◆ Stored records
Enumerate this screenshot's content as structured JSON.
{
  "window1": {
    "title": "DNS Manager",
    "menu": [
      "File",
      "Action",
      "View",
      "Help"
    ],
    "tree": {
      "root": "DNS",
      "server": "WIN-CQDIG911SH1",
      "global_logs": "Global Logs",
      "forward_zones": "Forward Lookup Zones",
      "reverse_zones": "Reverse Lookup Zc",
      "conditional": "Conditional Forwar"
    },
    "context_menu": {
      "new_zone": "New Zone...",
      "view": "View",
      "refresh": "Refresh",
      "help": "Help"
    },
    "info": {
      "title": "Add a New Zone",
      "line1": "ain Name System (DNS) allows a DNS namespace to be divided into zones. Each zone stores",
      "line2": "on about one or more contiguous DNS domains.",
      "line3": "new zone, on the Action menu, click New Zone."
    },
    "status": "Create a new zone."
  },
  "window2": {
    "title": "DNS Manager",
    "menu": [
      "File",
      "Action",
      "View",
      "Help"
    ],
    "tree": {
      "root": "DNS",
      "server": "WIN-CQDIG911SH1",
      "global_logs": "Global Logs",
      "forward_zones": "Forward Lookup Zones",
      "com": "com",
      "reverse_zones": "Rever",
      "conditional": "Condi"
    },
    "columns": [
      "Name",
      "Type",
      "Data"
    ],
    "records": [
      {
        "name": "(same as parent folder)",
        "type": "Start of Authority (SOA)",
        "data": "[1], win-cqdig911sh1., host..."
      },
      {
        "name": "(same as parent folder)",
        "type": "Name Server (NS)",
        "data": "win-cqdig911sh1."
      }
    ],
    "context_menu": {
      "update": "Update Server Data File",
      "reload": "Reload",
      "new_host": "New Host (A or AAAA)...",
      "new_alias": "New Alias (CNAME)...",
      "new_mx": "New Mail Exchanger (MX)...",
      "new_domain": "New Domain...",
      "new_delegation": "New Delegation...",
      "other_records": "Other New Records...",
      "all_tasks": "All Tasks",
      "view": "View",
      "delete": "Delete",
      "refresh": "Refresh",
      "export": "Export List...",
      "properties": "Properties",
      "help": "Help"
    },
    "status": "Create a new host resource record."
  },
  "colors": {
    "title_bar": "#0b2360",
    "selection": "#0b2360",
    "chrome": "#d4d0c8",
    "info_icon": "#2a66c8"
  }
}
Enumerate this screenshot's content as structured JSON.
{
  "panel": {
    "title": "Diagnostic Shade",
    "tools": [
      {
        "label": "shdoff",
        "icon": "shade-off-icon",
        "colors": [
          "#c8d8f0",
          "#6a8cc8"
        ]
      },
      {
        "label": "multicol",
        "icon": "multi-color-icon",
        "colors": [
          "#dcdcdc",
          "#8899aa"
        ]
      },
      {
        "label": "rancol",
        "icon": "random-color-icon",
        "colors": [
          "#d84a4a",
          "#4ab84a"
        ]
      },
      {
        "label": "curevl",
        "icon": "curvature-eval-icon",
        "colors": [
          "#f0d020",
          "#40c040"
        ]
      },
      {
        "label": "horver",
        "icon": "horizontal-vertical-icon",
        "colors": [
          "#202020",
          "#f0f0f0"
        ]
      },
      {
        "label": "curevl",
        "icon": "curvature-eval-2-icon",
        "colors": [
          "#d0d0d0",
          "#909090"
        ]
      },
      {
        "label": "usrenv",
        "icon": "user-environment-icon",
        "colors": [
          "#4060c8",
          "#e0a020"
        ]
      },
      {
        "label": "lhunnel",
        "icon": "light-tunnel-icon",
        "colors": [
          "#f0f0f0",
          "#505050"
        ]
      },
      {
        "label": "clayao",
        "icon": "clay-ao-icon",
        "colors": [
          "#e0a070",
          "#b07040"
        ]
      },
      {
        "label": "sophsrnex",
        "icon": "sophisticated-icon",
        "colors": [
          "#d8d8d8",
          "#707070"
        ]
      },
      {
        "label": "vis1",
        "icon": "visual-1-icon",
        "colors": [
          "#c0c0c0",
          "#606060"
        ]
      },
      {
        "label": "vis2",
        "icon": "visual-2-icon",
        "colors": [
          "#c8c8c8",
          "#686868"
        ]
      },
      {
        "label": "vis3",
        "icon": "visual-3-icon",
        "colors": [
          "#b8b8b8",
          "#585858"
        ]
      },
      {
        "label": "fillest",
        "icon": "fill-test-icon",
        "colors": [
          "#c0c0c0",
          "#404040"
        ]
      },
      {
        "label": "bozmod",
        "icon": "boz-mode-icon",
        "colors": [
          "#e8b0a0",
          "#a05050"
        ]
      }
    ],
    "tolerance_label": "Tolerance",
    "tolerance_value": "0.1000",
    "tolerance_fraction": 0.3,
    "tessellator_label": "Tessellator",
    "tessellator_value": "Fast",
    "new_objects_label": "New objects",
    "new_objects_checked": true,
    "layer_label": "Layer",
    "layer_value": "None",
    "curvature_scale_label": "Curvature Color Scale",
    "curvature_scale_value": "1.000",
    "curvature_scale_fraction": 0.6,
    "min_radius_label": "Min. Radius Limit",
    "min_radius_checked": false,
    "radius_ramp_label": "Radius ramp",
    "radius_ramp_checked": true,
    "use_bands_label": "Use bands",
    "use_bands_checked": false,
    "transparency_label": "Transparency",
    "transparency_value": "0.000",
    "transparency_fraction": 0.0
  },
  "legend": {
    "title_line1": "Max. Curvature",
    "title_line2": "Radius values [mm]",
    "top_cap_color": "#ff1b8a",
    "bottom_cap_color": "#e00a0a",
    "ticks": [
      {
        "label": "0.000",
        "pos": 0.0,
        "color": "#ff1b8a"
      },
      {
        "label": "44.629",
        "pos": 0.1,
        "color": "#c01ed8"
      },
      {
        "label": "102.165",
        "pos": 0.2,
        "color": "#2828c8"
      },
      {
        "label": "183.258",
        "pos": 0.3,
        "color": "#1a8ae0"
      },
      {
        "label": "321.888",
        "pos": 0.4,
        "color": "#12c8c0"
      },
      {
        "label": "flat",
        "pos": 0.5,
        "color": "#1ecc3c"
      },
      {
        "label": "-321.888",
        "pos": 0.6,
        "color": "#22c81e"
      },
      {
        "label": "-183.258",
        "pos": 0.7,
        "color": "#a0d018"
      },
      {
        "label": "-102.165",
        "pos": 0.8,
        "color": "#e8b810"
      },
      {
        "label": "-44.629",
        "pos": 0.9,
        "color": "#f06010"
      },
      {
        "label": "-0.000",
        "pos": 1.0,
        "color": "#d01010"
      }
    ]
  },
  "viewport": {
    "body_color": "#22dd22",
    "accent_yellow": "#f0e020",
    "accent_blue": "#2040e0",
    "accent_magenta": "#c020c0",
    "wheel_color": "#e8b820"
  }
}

◆ Directive
Copy out all of the records above with nothing altered.

◆ Complete response
Enumerate this screenshot's content as structured JSON.
{
  "window1": {
    "title": "DNS Manager",
    "menu": [
      "File",
      "Action",
      "View",
      "Help"
    ],
    "tree": {
      "root": "DNS",
      "server": "WIN-CQDIG911SH1",
      "global_logs": "Global Logs",
      "forward_zones": "Forward Lookup Zones",
      "reverse_zones": "Reverse Lookup Zc",
      "conditional": "Conditional Forwar"
    },
    "context_menu": {
      "new_zone": "New Zone...",
      "view": "View",
      "refresh": "Refresh",
      "help": "Help"
    },
    "info": {
      "title": "Add a New Zone",
      "line1": "ain Name System (DNS) allows a DNS namespace to be divided into zones. Each zone stores",
      "line2": "on about one or more contiguous DNS domains.",
      "line3": "new zone, on the Action menu, click New Zone."
    },
    "status": "Create a new zone."
  },
  "window2": {
    "title": "DNS Manager",
    "menu": [
      "File",
      "Action",
      "View",
      "Help"
    ],
    "tree": {
      "root": "DNS",
      "server": "WIN-CQDIG911SH1",
      "global_logs": "Global Logs",
      "forward_zones": "Forward Lookup Zones",
      "com": "com",
      "reverse_zones": "Rever",
      "conditional": "Condi"
    },
    "columns": [
      "Name",
      "Type",
      "Data"
    ],
    "records": [
      {
        "name": "(same as parent folder)",
        "type": "Start of Authority (SOA)",
        "data": "[1], win-cqdig911sh1., host..."
      },
      {
        "name": "(same as parent folder)",
        "type": "Name Server (NS)",
        "data": "win-cqdig911sh1."
      }
    ],
    "context_menu": {
      "update": "Update Server Data File",
      "reload": "Reload",
      "new_host": "New Host (A or AAAA)...",
      "new_alias": "New Alias (CNAME)...",
      "new_mx": "New Mail Exchanger (MX)...",
      "new_domain": "New Domain...",
      "new_delegation": "New Delegation...",
      "other_records": "Other New Records...",
      "all_tasks": "All Tasks",
      "view": "View",
      "delete": "Delete",
      "refresh": "Refresh",
      "export": "Export List...",
      "properties": "Properties",
      "help": "Help"
    },
    "status": "Create a new host resource record."
  },
  "colors": {
    "title_bar": "#0b2360",
    "selection": "#0b2360",
    "chrome": "#d4d0c8",
    "info_icon": "#2a66c8"
  }
}
Enumerate this screenshot's content as structured JSON.
{
  "panel": {
    "title": "Diagnostic Shade",
    "tools": [
      {
        "label": "shdoff",
        "icon": "shade-off-icon",
        "colors": [
          "#c8d8f0",
          "#6a8cc8"
        ]
      },
      {
        "label": "multicol",
        "icon": "multi-color-icon",
        "colors": [
          "#dcdcdc",
          "#8899aa"
        ]
      },
      {
        "label": "rancol",
        "icon": "random-color-icon",
        "colors": [
          "#d84a4a",
          "#4ab84a"
        ]
      },
      {
        "label": "curevl",
        "icon": "curvature-eval-icon",
        "colors": [
          "#f0d020",
          "#40c040"
        ]
      },
      {
        "label": "horver",
        "icon": "horizontal-vertical-icon",
        "colors": [
          "#202020",
          "#f0f0f0"
        ]
      },
      {
        "label": "curevl",
        "icon": "curvature-eval-2-icon",
        "colors": [
          "#d0d0d0",
          "#909090"
        ]
      },
      {
        "label": "usrenv",
        "icon": "user-environment-icon",
        "colors": [
          "#4060c8",
          "#e0a020"
        ]
      },
      {
        "label": "lhunnel",
        "icon": "light-tunnel-icon",
        "colors": [
          "#f0f0f0",
          "#505050"
        ]
      },
      {
        "label": "clayao",
        "icon": "clay-ao-icon",
        "colors": [
          "#e0a070",
          "#b07040"
        ]
      },
      {
        "label": "sophsrnex",
        "icon": "sophisticated-icon",
        "colors": [
          "#d8d8d8",
          "#707070"
        ]
      },
      {
        "label": "vis1",
        "icon": "visual-1-icon",
        "colors": [
          "#c0c0c0",
          "#606060"
        ]
      },
      {
        "label": "vis2",
        "icon": "visual-2-icon",
        "colors": [
          "#c8c8c8",
          "#686868"
        ]
      },
      {
        "label": "vis3",
        "icon": "visual-3-icon",
        "colors": [
          "#b8b8b8",
          "#585858"
        ]
      },
      {
        "label": "fillest",
        "icon": "fill-test-icon",
        "colors": [
          "#c0c0c0",
          "#404040"
        ]
      },
      {
        "label": "bozmod",
        "icon": "boz-mode-icon",
        "colors": [
          "#e8b0a0",
          "#a05050"
        ]
      }
    ],
    "tolerance_label": "Tolerance",
    "tolerance_value": "0.1000",
    "tolerance_fraction": 0.3,
    "tessellator_label": "Tessellator",
    "tessellator_value": "Fast",
    "new_objects_label": "New objects",
    "new_objects_checked": true,
    "layer_label": "Layer",
    "layer_value": "None",
    "curvature_scale_label": "Curvature Color Scale",
    "curvature_scale_value": "1.000",
    "curvature_scale_fraction": 0.6,
    "min_radius_label": "Min. Radius Limit",
    "min_radius_checked": false,
    "radius_ramp_label": "Radius ramp",
    "radius_ramp_checked": true,
    "use_bands_label": "Use bands",
    "use_bands_checked": false,
    "transparency_label": "Transparency",
    "transparency_value": "0.000",
    "transparency_fraction": 0.0
  },
  "legend": {
    "title_line1": "Max. Curvature",
    "title_line2": "Radius values [mm]",
    "top_cap_color": "#ff1b8a",
    "bottom_cap_color": "#e00a0a",
    "ticks": [
      {
        "label": "0.000",
        "pos": 0.0,
        "color": "#ff1b8a"
      },
      {
        "label": "44.629",
        "pos": 0.1,
        "color": "#c01ed8"
      },
      {
        "label": "102.165",
        "pos": 0.2,
        "color": "#2828c8"
      },
      {
        "label": "183.258",
        "pos": 0.3,
        "color": "#1a8ae0"
      },
      {
        "label": "321.888",
        "pos": 0.4,
        "color": "#12c8c0"
      },
      {
        "label": "flat",
        "pos": 0.5,
        "color": "#1ecc3c"
      },
      {
        "label": "-321.888",
        "pos": 0.6,
        "color": "#22c81e"
      },
      {
        "label": "-183.258",
        "pos": 0.7,
        "color": "#a0d018"
      },
      {
        "label": "-102.165",
        "pos": 0.8,
        "color": "#e8b810"
      },
      {
        "label": "-44.629",
        "pos": 0.9,
        "color": "#f06010"
      },
      {
        "label": "-0.000",
        "pos": 1.0,
        "color": "#d01010"
      }
    ]
  },
  "viewport": {
    "body_color": "#22dd22",
    "accent_yellow": "#f0e020",
    "accent_blue": "#2040e0",
    "accent_magenta": "#c020c0",
    "wheel_color": "#e8b820"
  }
}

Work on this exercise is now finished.